▶ **SET EXERCISE**:
For each line in the data below that holds "difference", return a copy.

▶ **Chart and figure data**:
══════════

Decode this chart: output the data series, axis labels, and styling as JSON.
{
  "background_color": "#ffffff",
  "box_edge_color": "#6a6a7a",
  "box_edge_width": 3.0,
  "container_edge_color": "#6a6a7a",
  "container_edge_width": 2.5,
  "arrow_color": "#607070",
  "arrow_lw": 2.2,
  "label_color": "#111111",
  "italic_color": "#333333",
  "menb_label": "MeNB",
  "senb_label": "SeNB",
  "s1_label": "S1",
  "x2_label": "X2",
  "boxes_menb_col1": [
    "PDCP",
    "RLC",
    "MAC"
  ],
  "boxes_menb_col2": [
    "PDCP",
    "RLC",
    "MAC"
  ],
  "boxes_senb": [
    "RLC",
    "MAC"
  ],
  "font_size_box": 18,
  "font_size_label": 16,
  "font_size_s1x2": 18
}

══════════

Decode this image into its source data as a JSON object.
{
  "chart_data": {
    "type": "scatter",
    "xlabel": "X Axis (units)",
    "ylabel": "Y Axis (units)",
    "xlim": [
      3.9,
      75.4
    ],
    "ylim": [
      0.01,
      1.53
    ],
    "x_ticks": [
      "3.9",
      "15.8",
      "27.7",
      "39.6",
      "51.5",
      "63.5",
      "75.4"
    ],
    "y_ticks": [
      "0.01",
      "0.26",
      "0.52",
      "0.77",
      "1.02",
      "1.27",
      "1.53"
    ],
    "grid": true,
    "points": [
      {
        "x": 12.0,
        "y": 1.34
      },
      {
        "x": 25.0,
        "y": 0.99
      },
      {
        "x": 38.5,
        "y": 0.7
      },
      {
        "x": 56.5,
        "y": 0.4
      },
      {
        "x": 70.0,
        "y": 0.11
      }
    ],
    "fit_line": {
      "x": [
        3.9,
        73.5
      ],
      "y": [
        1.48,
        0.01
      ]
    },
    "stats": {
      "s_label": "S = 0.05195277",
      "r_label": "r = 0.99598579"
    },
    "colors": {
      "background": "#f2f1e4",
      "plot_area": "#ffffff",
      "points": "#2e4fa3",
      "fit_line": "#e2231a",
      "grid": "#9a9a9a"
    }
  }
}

══════════

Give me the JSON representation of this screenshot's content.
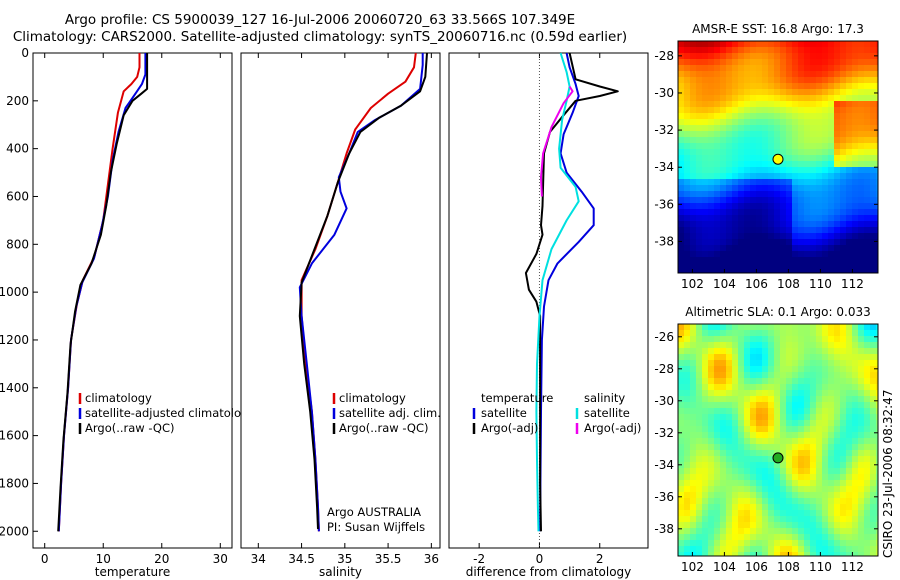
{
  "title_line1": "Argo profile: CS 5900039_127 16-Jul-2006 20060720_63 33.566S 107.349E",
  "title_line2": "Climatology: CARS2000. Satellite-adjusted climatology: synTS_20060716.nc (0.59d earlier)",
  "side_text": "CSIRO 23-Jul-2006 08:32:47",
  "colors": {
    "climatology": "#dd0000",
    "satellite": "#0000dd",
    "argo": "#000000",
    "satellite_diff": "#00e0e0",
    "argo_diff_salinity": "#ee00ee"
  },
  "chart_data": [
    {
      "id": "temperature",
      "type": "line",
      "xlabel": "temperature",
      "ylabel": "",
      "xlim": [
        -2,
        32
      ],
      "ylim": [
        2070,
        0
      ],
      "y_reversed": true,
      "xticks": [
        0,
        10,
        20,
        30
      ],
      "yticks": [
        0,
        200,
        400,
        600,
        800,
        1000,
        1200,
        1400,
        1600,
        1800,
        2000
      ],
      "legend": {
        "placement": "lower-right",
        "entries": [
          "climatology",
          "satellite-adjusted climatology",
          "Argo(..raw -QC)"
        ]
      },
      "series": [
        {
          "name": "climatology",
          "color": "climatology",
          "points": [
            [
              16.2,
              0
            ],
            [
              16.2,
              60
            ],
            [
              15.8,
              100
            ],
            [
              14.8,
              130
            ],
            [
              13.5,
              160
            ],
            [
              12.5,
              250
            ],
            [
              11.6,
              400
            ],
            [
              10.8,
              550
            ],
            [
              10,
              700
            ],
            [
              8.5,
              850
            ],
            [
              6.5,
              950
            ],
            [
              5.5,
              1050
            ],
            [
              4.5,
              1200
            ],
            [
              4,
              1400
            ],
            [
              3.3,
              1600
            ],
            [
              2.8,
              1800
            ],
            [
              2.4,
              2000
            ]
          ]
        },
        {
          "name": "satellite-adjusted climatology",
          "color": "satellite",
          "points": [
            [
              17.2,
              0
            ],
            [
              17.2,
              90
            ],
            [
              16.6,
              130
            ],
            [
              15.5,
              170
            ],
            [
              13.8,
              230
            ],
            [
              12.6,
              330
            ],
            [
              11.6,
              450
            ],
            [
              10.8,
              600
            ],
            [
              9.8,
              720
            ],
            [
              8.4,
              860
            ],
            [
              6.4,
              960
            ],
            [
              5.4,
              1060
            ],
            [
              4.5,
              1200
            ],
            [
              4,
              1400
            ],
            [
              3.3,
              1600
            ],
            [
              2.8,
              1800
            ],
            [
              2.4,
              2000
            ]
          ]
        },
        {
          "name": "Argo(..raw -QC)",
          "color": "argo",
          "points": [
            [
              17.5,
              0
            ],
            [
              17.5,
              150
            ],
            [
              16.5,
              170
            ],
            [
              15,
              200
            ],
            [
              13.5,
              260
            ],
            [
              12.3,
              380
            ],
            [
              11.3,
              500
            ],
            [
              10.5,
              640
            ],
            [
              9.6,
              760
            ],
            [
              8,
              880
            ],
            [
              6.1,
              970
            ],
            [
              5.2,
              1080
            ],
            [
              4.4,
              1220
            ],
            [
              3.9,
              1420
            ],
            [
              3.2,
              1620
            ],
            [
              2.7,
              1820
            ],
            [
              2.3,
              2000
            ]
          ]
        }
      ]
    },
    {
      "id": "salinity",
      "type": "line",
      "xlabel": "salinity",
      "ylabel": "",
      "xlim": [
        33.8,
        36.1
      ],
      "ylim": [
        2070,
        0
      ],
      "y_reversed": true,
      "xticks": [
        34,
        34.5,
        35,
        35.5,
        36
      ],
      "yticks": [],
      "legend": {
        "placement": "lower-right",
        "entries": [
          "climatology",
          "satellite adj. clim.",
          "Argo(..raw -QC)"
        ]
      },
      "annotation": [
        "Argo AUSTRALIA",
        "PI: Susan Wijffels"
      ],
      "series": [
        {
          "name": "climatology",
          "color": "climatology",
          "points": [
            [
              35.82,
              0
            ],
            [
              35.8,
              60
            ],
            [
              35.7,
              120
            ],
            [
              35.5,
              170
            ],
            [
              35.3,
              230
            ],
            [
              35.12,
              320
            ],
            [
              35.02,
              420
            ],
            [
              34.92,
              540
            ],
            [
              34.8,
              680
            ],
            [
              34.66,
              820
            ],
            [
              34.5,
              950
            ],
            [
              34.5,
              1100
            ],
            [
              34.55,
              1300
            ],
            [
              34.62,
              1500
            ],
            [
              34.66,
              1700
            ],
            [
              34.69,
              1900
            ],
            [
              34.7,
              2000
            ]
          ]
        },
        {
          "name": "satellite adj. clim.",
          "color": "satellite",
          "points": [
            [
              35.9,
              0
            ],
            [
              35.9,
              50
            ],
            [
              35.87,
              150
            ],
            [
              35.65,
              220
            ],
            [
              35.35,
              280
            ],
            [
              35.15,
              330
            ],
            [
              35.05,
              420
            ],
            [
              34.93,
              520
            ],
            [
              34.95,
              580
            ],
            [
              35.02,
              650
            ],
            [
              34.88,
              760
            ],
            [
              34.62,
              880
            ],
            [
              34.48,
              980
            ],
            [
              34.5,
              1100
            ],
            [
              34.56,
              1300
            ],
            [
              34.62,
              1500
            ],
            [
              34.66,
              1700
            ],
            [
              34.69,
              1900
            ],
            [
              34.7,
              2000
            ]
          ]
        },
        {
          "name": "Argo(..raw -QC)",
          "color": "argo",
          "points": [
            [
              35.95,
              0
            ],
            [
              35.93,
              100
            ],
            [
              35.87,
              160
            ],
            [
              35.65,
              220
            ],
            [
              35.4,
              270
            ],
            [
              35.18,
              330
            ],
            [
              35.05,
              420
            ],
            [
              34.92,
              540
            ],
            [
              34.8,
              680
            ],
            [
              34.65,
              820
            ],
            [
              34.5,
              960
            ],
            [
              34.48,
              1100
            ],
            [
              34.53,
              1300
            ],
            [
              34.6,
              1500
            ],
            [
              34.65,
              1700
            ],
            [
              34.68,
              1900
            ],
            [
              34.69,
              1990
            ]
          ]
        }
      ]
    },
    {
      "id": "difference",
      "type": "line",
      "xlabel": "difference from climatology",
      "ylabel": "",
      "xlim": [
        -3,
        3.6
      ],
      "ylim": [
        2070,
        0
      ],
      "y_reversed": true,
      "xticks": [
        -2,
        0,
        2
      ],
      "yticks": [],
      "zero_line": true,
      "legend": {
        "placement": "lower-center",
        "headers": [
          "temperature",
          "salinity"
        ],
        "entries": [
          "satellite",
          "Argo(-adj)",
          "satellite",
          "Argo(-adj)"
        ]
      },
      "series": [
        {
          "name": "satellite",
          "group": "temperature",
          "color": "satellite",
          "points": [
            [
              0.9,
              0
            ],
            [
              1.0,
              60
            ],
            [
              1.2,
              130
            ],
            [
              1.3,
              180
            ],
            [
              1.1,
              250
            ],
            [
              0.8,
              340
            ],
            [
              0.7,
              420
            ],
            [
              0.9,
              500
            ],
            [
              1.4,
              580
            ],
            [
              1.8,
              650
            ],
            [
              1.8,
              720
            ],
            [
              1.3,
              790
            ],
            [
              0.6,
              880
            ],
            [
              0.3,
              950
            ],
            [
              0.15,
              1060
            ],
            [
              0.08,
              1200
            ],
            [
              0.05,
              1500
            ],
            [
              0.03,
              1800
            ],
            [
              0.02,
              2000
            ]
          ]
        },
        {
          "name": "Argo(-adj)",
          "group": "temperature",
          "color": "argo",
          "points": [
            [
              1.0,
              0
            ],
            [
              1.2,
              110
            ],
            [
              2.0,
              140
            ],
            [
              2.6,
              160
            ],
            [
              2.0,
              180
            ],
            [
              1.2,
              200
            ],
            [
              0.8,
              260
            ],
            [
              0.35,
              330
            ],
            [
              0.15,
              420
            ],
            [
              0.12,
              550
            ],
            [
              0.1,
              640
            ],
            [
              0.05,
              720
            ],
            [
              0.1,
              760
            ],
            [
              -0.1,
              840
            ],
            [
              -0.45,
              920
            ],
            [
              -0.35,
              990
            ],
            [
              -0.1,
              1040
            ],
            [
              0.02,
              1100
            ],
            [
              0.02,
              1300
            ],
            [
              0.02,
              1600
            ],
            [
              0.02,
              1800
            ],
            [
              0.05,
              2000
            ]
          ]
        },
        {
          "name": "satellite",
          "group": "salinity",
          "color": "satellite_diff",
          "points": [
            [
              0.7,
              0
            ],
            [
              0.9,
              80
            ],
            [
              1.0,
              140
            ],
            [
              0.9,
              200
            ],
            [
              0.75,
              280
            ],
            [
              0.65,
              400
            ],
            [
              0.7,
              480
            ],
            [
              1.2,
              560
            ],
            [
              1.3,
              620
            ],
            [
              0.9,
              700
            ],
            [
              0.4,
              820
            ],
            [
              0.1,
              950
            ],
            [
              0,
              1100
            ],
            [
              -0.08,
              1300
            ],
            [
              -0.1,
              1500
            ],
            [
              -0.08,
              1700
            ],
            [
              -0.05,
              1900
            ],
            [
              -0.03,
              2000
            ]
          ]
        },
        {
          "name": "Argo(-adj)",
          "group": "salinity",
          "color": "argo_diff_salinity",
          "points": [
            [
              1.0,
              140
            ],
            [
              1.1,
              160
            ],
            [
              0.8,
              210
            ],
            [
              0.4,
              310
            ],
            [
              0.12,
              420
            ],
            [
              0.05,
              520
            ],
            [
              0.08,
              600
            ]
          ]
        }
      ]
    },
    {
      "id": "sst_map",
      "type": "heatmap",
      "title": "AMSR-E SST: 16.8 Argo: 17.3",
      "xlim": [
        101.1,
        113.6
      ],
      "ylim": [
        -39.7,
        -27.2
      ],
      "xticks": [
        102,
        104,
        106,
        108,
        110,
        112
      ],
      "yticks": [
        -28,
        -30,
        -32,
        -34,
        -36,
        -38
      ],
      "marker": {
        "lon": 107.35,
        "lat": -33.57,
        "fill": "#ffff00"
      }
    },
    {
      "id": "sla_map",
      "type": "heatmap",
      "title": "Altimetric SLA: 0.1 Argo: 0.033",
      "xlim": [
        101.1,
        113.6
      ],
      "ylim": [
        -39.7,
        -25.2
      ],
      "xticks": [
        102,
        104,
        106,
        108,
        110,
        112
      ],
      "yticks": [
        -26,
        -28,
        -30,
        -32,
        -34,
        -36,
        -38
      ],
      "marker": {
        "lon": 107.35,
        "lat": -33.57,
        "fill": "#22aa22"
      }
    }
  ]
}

══════════

▶ **FINISHED TASK**:
      "id": "difference",
      "xlabel": "difference from climatology",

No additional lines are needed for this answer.